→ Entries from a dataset
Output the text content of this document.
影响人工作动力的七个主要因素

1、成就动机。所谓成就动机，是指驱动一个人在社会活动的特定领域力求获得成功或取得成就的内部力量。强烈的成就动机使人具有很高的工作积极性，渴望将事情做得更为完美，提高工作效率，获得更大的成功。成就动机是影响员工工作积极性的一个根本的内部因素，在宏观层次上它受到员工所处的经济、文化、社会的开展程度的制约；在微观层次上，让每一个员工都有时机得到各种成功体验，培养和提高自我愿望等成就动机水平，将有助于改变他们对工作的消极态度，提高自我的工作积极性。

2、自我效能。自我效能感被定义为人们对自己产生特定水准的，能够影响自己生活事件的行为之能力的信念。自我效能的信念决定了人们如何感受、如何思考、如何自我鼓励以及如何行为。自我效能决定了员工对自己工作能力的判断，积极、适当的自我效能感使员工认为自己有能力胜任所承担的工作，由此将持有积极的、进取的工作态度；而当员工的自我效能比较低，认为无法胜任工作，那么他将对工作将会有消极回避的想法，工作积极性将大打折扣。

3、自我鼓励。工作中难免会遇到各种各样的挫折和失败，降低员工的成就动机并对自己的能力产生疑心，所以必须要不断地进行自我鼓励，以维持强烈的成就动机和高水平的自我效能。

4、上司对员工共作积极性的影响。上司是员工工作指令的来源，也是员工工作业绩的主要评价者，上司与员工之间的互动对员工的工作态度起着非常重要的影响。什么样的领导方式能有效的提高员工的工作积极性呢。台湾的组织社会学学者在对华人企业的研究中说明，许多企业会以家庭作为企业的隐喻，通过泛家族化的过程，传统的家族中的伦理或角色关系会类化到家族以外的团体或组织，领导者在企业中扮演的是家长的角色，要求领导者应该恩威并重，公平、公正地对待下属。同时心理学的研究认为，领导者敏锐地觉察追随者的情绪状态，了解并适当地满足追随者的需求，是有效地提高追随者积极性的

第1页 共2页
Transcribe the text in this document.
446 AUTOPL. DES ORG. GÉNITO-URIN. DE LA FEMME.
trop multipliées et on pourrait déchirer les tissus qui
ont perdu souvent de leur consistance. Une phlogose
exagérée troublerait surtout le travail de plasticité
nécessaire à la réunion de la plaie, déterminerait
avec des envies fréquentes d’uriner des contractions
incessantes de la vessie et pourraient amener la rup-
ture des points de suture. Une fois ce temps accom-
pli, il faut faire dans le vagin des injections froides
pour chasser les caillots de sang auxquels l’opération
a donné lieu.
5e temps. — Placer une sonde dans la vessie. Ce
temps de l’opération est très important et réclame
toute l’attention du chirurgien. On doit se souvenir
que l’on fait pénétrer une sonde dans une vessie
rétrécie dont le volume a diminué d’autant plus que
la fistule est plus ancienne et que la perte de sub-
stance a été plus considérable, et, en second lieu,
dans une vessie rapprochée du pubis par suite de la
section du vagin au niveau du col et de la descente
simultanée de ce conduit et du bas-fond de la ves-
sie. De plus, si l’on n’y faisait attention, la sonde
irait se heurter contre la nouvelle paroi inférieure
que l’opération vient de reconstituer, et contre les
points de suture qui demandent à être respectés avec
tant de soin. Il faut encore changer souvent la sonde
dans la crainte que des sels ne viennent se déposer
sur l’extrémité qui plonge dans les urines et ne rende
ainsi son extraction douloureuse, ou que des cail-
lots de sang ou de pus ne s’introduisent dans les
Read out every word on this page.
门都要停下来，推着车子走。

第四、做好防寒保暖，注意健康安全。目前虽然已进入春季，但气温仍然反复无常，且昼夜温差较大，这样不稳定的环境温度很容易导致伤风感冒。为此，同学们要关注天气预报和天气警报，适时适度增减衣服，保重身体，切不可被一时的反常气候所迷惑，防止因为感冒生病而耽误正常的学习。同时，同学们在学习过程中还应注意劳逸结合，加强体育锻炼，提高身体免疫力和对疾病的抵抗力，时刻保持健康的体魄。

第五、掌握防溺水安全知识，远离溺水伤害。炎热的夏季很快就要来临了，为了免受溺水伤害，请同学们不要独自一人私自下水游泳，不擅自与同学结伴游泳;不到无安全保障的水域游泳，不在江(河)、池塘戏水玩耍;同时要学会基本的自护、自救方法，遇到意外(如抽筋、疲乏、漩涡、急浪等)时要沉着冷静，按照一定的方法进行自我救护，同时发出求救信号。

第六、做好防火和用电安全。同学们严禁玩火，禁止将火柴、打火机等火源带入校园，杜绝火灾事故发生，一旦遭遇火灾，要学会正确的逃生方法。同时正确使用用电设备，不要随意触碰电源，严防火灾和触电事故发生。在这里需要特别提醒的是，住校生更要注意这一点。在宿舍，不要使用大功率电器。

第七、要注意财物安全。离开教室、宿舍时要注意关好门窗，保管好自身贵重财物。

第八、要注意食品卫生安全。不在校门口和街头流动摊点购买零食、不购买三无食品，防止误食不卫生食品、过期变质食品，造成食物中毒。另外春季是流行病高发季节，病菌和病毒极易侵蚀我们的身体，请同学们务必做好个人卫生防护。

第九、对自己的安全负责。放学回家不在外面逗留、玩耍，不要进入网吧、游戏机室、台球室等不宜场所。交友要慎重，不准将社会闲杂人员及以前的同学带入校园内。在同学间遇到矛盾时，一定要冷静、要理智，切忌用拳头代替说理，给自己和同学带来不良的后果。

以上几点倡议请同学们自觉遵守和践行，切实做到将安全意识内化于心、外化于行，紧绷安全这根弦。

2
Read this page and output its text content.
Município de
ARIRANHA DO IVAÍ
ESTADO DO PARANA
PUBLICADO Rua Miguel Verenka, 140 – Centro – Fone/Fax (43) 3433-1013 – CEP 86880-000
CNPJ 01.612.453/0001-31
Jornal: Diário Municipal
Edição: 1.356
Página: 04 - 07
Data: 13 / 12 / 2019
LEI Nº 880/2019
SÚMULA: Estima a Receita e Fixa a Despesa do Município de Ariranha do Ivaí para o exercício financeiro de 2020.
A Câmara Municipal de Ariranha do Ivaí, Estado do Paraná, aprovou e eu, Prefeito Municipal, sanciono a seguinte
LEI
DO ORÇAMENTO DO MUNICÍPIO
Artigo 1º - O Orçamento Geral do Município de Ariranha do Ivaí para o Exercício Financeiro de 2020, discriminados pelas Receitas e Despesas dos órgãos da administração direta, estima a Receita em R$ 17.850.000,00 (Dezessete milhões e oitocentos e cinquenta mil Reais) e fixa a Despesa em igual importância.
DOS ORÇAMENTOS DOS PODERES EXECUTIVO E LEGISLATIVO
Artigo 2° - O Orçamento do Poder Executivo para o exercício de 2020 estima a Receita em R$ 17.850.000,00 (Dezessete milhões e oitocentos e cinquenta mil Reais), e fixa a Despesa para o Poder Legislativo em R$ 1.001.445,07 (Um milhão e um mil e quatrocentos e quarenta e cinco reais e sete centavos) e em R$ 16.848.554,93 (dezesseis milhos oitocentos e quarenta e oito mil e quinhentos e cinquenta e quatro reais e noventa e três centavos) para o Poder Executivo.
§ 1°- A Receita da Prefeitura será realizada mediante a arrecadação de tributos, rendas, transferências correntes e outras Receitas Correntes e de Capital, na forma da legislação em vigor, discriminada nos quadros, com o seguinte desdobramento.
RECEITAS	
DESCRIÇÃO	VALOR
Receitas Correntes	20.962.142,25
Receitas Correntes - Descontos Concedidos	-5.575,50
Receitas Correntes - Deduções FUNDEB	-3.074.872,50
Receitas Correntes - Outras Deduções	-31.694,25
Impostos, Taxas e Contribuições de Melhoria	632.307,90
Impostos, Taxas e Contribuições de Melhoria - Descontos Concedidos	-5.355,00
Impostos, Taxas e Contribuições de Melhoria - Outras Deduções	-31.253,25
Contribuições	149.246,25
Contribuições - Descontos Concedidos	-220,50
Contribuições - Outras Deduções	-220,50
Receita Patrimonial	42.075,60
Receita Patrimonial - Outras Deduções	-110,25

→ Task directions
Every line of the records that includes the word "oitocentos" should be gathered.

→ Completed exercise
Artigo 1º - O Orçamento Geral do Município de Ariranha do Ivaí para o Exercício Financeiro de 2020, discriminados pelas Receitas e Despesas dos órgãos da administração direta, estima a Receita em R$ 17.850.000,00 (Dezessete milhões e oitocentos e cinquenta mil Reais) e fixa a Despesa em igual importância.
Artigo 2° - O Orçamento do Poder Executivo para o exercício de 2020 estima a Receita em R$ 17.850.000,00 (Dezessete milhões e oitocentos e cinquenta mil Reais), e fixa a Despesa para o Poder Legislativo em R$ 1.001.445,07 (Um milhão e um mil e quatrocentos e quarenta e cinco reais e sete centavos) e em R$ 16.848.554,93 (dezesseis milhos oitocentos e quarenta e oito mil e quinhentos e cinquenta e quatro reais e noventa e três centavos) para o Poder Executivo.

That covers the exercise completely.